Report every line in the listing below where the string "Orbit" shows up.

↓

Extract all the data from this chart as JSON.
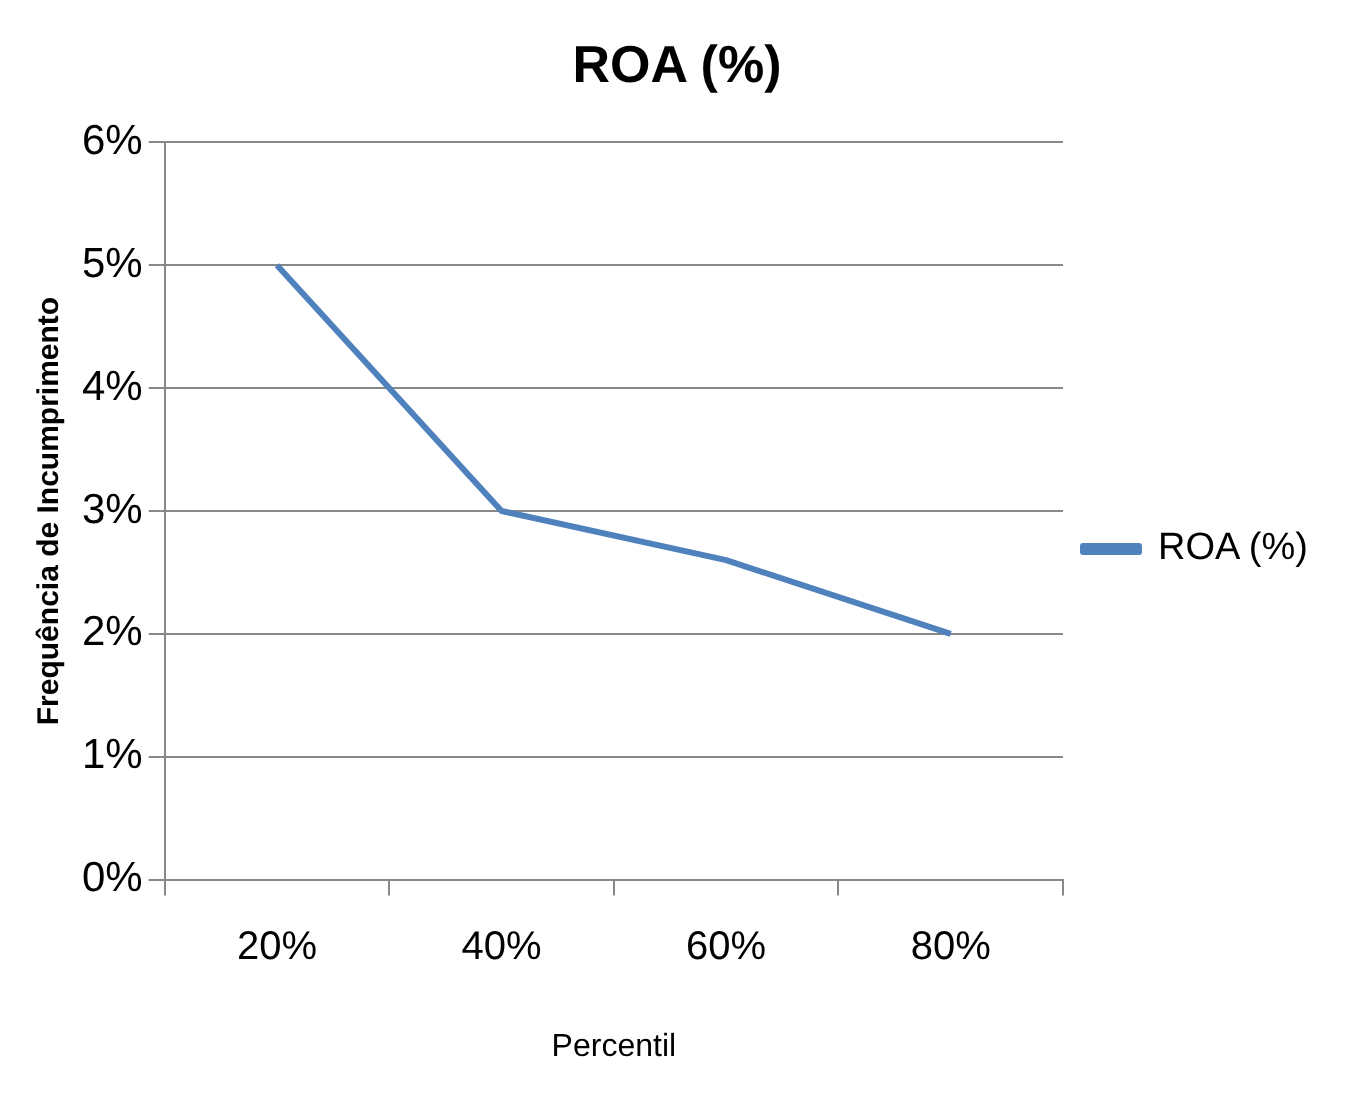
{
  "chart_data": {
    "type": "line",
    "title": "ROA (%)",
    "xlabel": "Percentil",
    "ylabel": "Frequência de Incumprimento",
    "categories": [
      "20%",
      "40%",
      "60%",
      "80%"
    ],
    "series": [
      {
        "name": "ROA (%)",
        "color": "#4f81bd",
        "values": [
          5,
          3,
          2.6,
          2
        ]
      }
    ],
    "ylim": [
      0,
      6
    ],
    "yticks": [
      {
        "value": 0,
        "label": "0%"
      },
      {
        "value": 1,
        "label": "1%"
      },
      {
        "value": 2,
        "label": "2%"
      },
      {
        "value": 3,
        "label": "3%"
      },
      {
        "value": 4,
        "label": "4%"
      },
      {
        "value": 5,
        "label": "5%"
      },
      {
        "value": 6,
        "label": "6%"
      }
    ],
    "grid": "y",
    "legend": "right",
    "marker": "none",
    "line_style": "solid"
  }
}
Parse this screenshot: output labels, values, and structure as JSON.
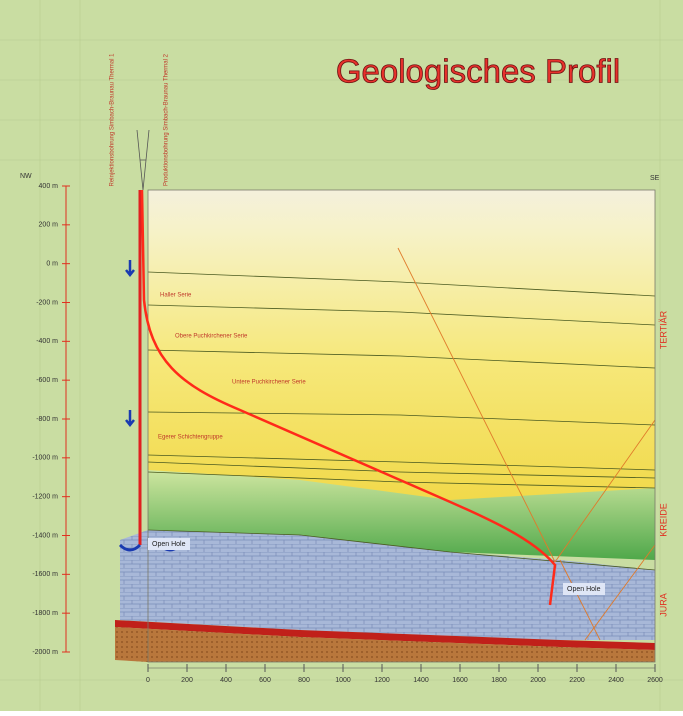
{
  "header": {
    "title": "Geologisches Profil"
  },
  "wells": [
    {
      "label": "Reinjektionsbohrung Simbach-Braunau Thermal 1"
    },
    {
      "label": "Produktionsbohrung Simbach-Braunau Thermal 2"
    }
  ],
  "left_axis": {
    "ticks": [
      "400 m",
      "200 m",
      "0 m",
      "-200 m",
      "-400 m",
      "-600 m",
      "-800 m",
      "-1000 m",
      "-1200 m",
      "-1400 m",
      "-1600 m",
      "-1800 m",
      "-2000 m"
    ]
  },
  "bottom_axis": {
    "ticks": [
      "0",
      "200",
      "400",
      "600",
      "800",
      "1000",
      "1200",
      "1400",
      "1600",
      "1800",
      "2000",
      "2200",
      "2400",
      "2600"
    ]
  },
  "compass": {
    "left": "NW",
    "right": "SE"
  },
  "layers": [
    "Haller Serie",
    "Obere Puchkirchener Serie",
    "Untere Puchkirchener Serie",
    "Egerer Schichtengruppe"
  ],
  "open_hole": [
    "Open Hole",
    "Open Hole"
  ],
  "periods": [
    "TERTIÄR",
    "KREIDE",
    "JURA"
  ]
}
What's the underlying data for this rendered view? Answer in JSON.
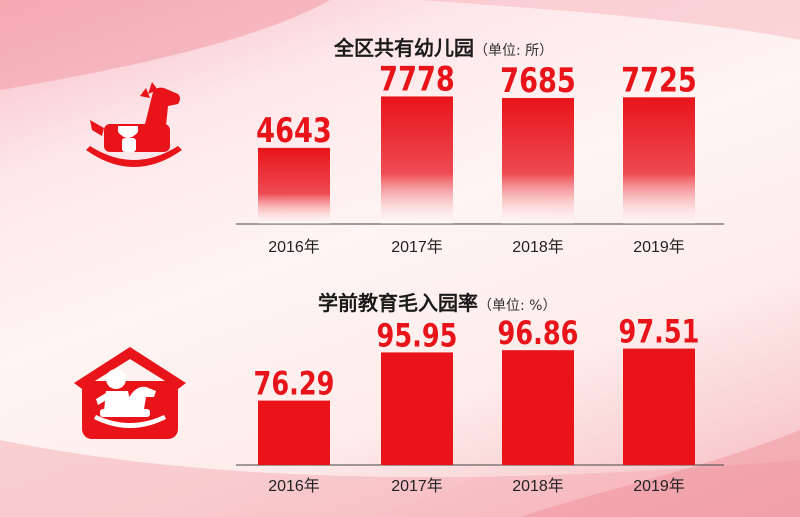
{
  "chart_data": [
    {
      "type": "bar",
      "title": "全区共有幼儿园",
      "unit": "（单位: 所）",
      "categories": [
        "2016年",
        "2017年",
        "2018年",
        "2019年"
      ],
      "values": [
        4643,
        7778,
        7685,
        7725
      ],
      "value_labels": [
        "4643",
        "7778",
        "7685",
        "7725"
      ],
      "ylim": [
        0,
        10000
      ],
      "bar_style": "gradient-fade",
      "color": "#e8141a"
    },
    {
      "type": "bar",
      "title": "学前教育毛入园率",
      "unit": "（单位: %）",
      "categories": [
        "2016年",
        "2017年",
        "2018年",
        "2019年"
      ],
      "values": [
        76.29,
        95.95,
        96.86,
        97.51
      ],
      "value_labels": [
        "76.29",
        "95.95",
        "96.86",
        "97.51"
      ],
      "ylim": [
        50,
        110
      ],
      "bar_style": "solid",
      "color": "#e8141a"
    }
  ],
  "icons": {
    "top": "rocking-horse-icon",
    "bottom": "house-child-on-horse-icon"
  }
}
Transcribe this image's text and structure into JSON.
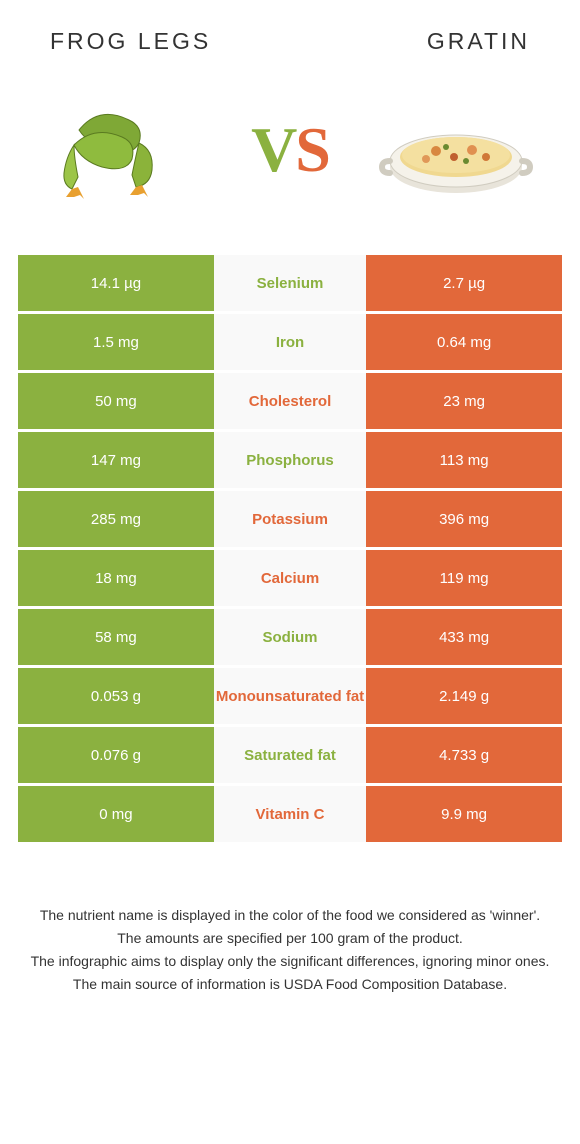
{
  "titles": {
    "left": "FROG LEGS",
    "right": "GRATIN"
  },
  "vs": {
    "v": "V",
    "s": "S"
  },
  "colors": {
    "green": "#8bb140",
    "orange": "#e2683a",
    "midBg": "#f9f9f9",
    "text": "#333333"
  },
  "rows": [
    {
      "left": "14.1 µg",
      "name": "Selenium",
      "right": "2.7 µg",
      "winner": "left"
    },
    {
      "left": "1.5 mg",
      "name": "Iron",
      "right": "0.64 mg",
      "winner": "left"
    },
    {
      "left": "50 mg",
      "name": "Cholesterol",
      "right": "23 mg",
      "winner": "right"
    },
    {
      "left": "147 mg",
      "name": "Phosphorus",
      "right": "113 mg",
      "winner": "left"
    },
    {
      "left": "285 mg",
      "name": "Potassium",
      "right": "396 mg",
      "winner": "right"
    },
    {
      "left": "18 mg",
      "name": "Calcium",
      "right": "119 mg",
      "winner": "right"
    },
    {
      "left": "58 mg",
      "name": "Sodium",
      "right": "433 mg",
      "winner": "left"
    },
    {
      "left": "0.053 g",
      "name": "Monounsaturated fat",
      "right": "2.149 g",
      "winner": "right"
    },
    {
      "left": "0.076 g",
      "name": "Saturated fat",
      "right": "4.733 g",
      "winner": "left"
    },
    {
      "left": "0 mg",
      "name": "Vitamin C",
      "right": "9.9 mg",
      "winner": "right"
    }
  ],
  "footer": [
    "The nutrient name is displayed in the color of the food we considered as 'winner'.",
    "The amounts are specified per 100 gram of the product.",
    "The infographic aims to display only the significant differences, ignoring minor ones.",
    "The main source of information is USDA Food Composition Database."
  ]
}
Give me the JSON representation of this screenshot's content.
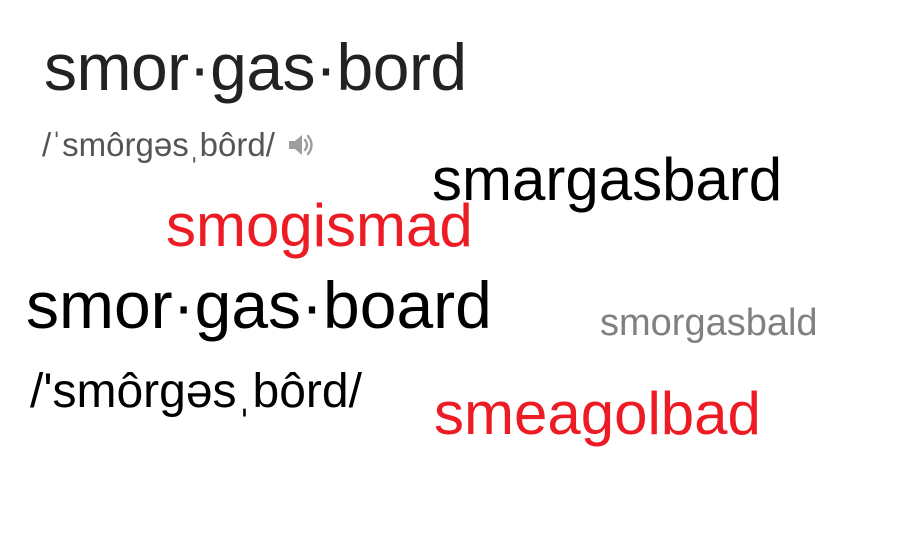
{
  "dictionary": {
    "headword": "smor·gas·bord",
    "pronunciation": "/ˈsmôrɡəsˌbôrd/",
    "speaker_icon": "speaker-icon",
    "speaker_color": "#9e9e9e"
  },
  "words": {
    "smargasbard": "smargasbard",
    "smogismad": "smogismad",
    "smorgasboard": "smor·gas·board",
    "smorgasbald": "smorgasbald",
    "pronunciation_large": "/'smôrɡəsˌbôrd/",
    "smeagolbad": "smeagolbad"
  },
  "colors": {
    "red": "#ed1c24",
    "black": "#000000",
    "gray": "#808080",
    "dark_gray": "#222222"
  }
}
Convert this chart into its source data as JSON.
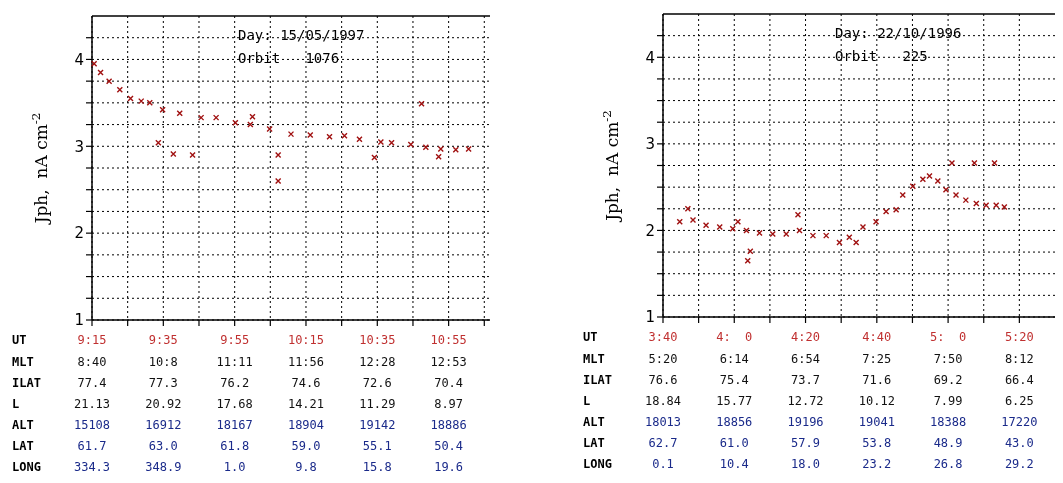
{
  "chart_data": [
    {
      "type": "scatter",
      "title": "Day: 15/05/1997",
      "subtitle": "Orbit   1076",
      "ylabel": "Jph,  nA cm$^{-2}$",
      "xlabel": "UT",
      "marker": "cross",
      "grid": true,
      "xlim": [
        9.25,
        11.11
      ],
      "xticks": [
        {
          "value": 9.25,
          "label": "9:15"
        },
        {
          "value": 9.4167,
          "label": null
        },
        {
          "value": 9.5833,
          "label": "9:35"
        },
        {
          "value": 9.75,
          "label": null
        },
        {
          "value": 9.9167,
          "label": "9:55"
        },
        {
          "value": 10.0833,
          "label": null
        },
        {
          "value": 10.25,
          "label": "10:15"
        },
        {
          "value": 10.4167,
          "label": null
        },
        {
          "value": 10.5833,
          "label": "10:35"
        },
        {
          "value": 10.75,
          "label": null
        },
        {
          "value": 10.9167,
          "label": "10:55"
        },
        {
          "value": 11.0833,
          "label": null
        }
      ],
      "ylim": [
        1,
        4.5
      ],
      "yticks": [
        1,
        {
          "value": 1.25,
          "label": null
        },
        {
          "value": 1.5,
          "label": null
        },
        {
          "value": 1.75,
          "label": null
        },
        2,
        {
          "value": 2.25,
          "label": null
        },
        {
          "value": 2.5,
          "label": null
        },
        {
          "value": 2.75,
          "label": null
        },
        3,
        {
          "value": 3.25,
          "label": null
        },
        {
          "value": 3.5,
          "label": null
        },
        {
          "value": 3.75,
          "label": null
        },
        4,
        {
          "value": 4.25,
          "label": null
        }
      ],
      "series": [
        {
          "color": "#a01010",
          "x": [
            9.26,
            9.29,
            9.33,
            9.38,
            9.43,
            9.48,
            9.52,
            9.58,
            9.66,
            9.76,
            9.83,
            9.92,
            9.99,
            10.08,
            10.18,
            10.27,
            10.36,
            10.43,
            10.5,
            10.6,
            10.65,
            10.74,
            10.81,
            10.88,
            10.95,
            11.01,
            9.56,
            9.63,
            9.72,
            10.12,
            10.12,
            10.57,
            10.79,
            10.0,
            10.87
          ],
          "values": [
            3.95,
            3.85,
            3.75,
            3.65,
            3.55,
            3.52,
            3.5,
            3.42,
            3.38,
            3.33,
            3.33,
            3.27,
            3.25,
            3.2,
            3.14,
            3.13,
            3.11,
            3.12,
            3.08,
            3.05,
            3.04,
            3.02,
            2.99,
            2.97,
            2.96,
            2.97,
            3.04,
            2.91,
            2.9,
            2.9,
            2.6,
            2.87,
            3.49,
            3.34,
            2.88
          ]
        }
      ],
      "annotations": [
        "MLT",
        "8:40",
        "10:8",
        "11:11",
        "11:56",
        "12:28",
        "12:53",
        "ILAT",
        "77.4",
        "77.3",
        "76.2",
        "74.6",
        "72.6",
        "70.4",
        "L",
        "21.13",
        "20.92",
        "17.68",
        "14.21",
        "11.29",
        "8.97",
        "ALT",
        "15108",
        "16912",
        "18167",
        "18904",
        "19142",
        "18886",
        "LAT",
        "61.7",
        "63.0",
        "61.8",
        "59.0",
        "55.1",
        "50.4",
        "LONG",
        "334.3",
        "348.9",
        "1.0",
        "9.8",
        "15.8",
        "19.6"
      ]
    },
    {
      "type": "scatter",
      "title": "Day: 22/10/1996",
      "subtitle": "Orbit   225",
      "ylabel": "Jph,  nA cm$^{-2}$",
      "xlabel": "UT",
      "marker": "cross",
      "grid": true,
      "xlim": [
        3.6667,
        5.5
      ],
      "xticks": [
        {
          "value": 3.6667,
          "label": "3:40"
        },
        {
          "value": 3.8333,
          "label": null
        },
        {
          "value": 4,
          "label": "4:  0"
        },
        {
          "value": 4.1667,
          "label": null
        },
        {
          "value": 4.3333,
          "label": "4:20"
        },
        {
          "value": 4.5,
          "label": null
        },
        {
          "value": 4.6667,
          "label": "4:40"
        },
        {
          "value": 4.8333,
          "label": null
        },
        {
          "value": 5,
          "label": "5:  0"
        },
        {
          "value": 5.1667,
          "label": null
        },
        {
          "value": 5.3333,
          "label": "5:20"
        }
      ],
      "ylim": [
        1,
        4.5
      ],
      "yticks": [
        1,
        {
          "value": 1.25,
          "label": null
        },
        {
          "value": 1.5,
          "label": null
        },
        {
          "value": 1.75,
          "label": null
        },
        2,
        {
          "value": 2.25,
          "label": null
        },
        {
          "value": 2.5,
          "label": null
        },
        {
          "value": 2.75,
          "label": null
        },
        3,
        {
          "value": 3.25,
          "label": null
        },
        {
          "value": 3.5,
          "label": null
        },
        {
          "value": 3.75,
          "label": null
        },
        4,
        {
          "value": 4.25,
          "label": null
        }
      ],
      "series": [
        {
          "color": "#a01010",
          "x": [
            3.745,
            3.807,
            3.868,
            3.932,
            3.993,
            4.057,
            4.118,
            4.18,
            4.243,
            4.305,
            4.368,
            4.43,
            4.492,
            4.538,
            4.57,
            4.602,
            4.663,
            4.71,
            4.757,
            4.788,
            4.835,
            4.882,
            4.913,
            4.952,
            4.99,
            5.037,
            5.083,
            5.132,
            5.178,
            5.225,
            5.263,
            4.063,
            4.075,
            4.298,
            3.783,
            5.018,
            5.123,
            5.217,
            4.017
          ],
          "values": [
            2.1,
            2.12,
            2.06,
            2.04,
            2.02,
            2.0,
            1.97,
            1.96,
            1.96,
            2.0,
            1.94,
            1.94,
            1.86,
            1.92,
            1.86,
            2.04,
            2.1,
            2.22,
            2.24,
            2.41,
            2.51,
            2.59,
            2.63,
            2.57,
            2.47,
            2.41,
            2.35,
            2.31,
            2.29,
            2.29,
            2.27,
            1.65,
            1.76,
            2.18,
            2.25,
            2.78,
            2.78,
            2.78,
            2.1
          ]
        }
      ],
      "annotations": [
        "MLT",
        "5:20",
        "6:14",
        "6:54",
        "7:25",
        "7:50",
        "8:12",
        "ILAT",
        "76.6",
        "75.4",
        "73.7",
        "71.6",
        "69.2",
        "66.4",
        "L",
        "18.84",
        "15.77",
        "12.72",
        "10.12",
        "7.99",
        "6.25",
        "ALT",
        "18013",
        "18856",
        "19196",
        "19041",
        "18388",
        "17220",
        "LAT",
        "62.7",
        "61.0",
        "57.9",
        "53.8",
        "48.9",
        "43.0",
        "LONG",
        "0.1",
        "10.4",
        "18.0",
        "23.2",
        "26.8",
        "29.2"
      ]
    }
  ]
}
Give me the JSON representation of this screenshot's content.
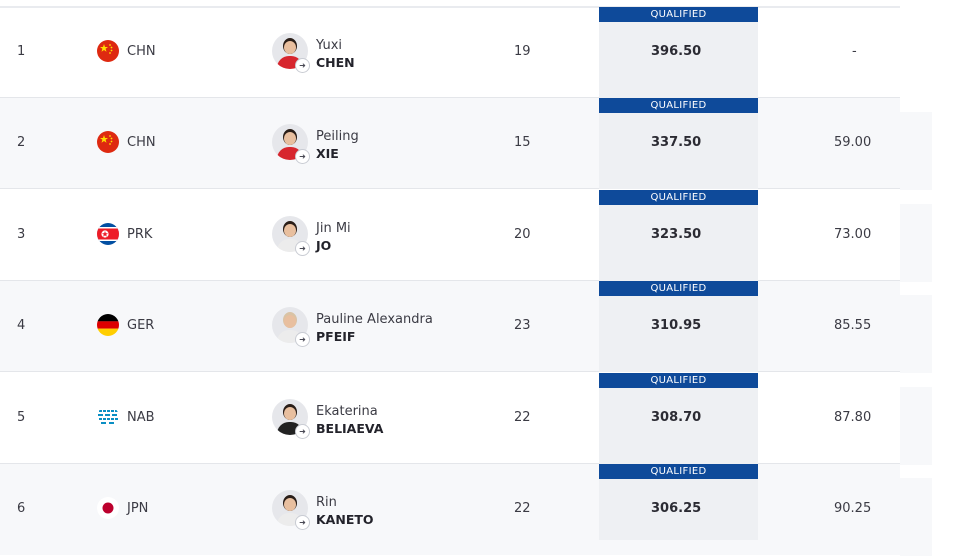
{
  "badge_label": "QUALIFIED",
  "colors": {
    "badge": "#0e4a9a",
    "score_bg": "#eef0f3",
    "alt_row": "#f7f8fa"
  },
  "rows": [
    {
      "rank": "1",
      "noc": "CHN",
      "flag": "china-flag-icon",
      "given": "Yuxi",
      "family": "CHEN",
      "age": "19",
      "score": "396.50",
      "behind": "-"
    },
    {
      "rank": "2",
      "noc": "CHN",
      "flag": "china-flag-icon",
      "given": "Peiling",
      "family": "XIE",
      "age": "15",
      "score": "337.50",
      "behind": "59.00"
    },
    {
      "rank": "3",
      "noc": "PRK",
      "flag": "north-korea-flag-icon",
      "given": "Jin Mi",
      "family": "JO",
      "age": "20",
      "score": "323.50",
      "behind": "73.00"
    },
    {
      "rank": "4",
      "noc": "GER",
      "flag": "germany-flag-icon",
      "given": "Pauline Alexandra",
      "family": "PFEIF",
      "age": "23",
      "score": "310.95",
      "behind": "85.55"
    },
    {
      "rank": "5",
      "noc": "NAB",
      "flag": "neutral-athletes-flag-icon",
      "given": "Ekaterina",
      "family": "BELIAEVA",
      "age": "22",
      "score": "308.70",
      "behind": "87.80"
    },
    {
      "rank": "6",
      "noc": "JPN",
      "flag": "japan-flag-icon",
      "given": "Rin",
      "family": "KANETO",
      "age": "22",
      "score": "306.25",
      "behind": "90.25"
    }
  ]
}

↑

=== Solution ===
      "subtitle": "Orbit   1076",
      "subtitle": "Orbit   225",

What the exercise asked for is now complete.